■ Challenge 1
In the news article on the Syrian crackdown, what did Saudi Arabia urge its citizens to do?
■ Challenge 2
Carry on the news article on the Syrian crackdown from the point where it ends.

--- START Text to read ---

DAMASCUS — Syrian forces pushed a deadly crackdown on dissent on Tuesday despite a damning UN report accusing them of crimes against humanity and as Russia called for a political dialogue to end the violence.
Two days after the Arab League hit Syria with crippling economic sanctions, regional power broker Saudi Arabia urged its citizens to leave the country.
Activists, meanwhile, said seven more people died in fresh violence across Syria, including a civilian killed by security forces after three of their own were gunned down by suspected mutinous soldiers.
The latest killings came a day after the United States and European Union issued a joint statement for the “Syrian government to end violence immediately.”
But Russia, a traditional Damascus ally which has vetoed resolutions against Syria at the UN Security Council, said the time for ultimatums is over.
“Right now, the most important thing is to stop acting by means of ultimatums and try to move toward political dialogue,” Russian Foreign Minister Sergei Lavrov said on Tuesday.
Lavrov also found fault with Monday’s UN report accusing Assad’s regime of crimes against humanity and the torture of children, saying both sides in Syria were to blame for the violence.
“Armed people are treating civilians very severely,” Lavrov said. “But recently, more and more often, this concerns not so much the actions of the authorities, but of the armed groups that provoke disorder.”
The Independent Commission of Inquiry on Syria said that Syrian security forces committed crimes against humanity after orders from the top of Assad’s regime.

--- END Text to read ---
--- START Data records ---

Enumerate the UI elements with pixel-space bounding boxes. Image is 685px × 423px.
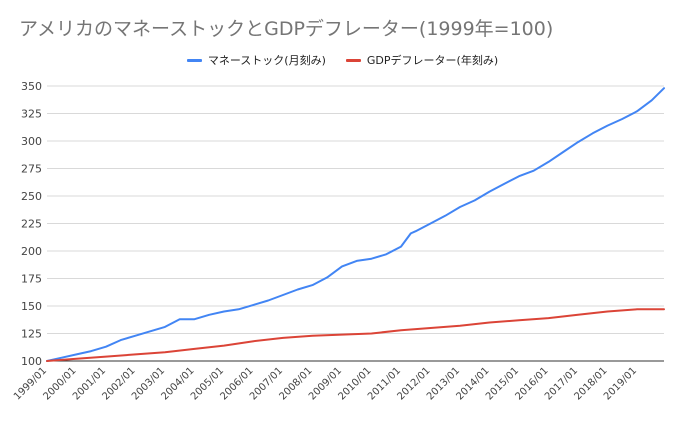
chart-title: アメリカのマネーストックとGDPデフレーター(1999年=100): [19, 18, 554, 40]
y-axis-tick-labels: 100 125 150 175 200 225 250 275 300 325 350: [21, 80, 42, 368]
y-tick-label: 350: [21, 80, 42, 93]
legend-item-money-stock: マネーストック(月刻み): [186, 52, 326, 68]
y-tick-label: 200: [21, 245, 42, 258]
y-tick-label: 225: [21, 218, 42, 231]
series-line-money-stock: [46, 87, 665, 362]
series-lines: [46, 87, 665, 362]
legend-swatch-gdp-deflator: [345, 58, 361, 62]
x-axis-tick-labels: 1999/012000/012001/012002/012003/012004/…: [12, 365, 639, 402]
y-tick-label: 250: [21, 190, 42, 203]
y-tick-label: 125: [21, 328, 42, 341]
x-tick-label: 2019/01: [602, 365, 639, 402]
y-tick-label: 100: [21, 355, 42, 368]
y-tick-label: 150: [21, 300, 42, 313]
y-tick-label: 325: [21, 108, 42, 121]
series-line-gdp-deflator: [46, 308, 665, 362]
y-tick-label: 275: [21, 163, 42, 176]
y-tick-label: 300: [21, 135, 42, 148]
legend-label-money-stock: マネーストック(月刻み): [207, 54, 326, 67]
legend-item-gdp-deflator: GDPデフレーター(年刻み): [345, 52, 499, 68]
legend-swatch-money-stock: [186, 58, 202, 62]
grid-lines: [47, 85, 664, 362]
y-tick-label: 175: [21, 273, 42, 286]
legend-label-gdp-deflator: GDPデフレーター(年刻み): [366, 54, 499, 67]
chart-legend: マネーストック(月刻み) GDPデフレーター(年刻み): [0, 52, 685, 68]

--- END Data records ---

■ Exercise answer 1
Saudi Arabia urged its citizens to leave Syria.

■ Exercise answer 2
The Human Rights Council created the commission in August to investigate human rights violations in Syria where the UN estimates that more than 3,500 people have been killed since mid-March.
On Tuesday Syrian troops killed four civilians, including a child, as they hunted for militants and arrested 29 high school students in a raid in the southern province of Daraa, cradle of the anti-regime dissent.
According to the Syrian Observatory for Human Rights, the dead included a man killed after gunmen believed to be mutinous soldiers attacked a car transporting members of the security forces, killing three of them.
The gunmen also abducted two members of the security forces in the attack near the town of Saraqeb in the northwestern Idlib province, the Britain-based Observatory said.
An eight-year-old girl was among two civilians killed in the flashpoint central city of Homs. She was struck by a stray bullet from a security checkpoint.
And a 33-year-old man was shot by a sniper in Rankuss near Damascus as he tried to flee the town, where at least 17 civilians have been killed since Sunday, the Observatory said.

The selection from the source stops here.